▸ AIM OF THE TASK
Continue the forum thread about the Dish Network 508 receiver sold at Costco, starting right after its last line.

▸ TEXT SECTION
# 508 FS at Costco...



## FrankD1 (Jul 14, 2002)

... for $279 here in SoCal, FWIW. (Sorry if it's already been mentioned)


----------



## rhorn01 (Sep 8, 2002)

New user question.
Can these just be connected to my existing Dishnnetwork system or does it need to somehow be "initialized" by Dish before it can be used?


----------



## Mark Holtz (Mar 23, 2002)

You will have to contact Dish Network to get the receiver authorized. I am tempted by the larger drive space though.


----------



## rhorn01 (Sep 8, 2002)

The larger disk does make a difference.
I'm a relative "newbie" to Dish having recently switched from cable.
I have a 508 in the living room and would like another Dolby Digital for my office. Dish only offers the 301 receiver. Other than the 508, is there another receiver that offers DD 5.1 optical that I can use. I don't necessarly need the PVR feature.
But for the price wouldn't hurt tho. I'll have to check my local COSTCO's.


----------



## Steve Mehs (Mar 21, 2002)

▸ DATA EXCERPTS
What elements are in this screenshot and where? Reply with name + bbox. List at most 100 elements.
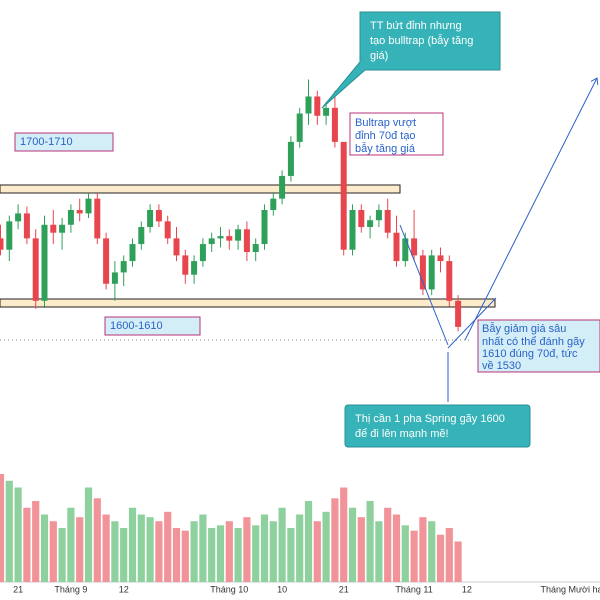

* * *

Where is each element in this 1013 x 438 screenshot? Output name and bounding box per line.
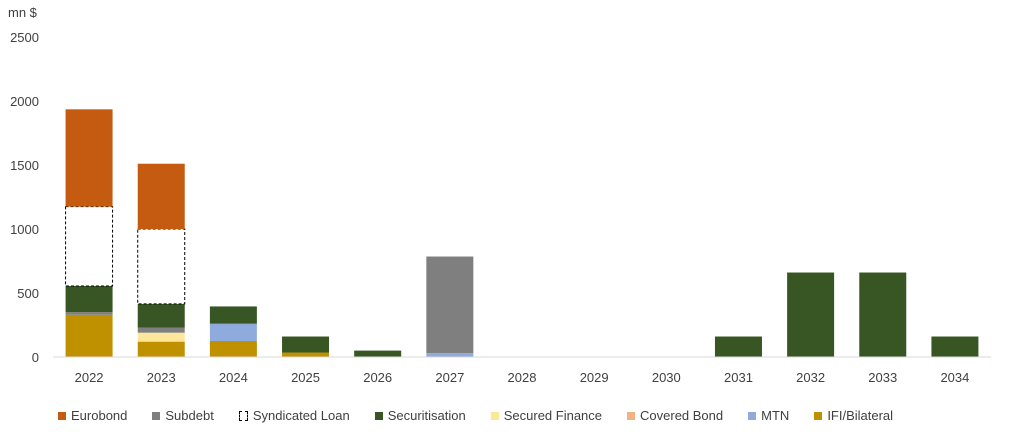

▸ REPLY TO THE EXERCISE
> than the 508, is there another receiver that offers DD 5.1 optical that I can use.


The 501, 508, 721 and 6000 are the only current E* IRDs, capable of DD, but there are some discontinued models like the 4900 that have tos out. You can find them on Ebay and other places on the internet.


----------



## DRJDAN (Apr 28, 2002)

Costco in Dallas has the 508 for $269.99


----------



## Cardini (Aug 14, 2002)

Costco in Issaquah, Wa. has the 508 for $269.99


----------



## cnsf (Jun 6, 2002)

Also, the Dishplayers have DD....

Keep in mind, you only gt DD when broadcast by Dish in DD, otherwise you just get stereo PCM streams. 

As a last note, you could be getting DD, but not DD 5.1......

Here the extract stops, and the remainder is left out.